*Work to do*
Give only the number of lines that include the string "klapan".

*Dataset entries*
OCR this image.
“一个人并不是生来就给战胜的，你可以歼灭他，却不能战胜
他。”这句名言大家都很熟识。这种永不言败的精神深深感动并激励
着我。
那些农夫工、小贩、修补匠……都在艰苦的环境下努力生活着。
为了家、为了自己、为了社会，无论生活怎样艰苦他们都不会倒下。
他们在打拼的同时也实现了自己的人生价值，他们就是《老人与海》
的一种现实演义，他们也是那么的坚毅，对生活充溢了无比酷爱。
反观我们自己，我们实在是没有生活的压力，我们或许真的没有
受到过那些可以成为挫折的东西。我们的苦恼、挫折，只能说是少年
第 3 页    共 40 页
* * *
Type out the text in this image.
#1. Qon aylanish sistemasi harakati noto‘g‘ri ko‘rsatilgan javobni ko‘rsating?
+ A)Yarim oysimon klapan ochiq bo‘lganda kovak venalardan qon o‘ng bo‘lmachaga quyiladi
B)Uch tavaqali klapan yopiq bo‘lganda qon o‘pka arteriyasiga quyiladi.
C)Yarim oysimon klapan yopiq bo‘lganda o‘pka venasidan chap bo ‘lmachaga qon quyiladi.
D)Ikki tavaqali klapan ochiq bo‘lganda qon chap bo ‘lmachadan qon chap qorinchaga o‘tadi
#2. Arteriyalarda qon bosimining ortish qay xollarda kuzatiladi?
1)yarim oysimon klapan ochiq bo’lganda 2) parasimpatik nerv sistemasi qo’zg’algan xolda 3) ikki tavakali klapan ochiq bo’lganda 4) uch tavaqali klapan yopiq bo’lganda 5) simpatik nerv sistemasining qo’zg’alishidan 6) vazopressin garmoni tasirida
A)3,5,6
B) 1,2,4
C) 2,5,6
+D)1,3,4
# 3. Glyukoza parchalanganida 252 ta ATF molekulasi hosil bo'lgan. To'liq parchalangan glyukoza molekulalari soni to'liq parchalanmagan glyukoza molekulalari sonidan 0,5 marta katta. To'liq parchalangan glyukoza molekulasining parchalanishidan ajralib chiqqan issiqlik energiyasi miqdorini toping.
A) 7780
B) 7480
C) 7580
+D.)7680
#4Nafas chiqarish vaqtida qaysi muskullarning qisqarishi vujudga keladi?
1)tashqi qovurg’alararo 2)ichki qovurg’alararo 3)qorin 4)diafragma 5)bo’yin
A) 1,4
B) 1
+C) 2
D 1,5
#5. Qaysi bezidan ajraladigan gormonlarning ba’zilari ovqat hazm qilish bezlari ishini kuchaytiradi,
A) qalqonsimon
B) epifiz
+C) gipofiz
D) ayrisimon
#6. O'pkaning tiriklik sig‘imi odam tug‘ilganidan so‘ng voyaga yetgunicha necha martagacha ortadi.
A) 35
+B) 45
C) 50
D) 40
* * *
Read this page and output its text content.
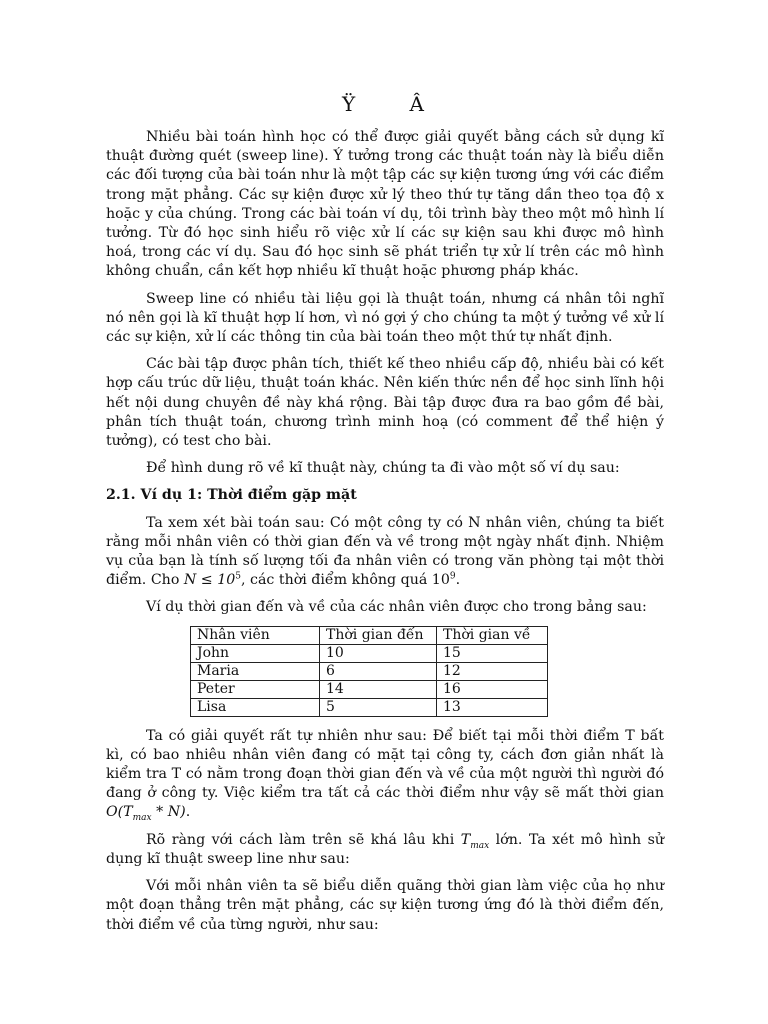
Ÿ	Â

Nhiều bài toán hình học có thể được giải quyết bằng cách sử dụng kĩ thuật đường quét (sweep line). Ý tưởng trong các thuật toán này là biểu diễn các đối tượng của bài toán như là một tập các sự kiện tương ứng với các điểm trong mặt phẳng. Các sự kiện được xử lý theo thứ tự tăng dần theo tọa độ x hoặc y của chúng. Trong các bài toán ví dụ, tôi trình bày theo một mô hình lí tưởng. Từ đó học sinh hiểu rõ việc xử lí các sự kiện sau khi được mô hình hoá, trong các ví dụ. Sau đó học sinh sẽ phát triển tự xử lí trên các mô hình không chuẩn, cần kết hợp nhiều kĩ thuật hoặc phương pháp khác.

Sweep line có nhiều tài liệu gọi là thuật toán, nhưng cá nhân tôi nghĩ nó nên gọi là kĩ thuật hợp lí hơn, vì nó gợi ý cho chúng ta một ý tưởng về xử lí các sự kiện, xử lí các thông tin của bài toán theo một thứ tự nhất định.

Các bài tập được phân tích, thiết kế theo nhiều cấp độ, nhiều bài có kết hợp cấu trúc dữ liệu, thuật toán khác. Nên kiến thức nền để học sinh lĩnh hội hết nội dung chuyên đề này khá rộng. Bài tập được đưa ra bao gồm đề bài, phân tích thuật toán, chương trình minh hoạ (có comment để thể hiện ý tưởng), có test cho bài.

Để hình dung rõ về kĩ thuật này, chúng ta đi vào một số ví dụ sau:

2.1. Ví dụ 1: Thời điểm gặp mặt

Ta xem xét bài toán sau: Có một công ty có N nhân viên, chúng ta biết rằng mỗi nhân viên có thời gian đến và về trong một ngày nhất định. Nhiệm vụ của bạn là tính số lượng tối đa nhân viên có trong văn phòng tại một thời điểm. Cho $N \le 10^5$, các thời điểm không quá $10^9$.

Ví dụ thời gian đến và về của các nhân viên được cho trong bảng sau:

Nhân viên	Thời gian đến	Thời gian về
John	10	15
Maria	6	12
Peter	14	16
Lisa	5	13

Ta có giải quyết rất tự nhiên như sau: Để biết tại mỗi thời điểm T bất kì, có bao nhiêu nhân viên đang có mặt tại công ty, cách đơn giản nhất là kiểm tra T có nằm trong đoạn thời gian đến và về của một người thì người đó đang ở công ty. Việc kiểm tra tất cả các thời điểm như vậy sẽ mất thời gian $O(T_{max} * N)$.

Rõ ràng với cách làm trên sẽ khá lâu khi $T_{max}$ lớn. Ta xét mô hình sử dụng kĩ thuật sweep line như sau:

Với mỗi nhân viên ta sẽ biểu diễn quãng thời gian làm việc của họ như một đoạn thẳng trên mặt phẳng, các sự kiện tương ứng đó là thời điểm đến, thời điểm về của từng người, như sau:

*Final answer*
5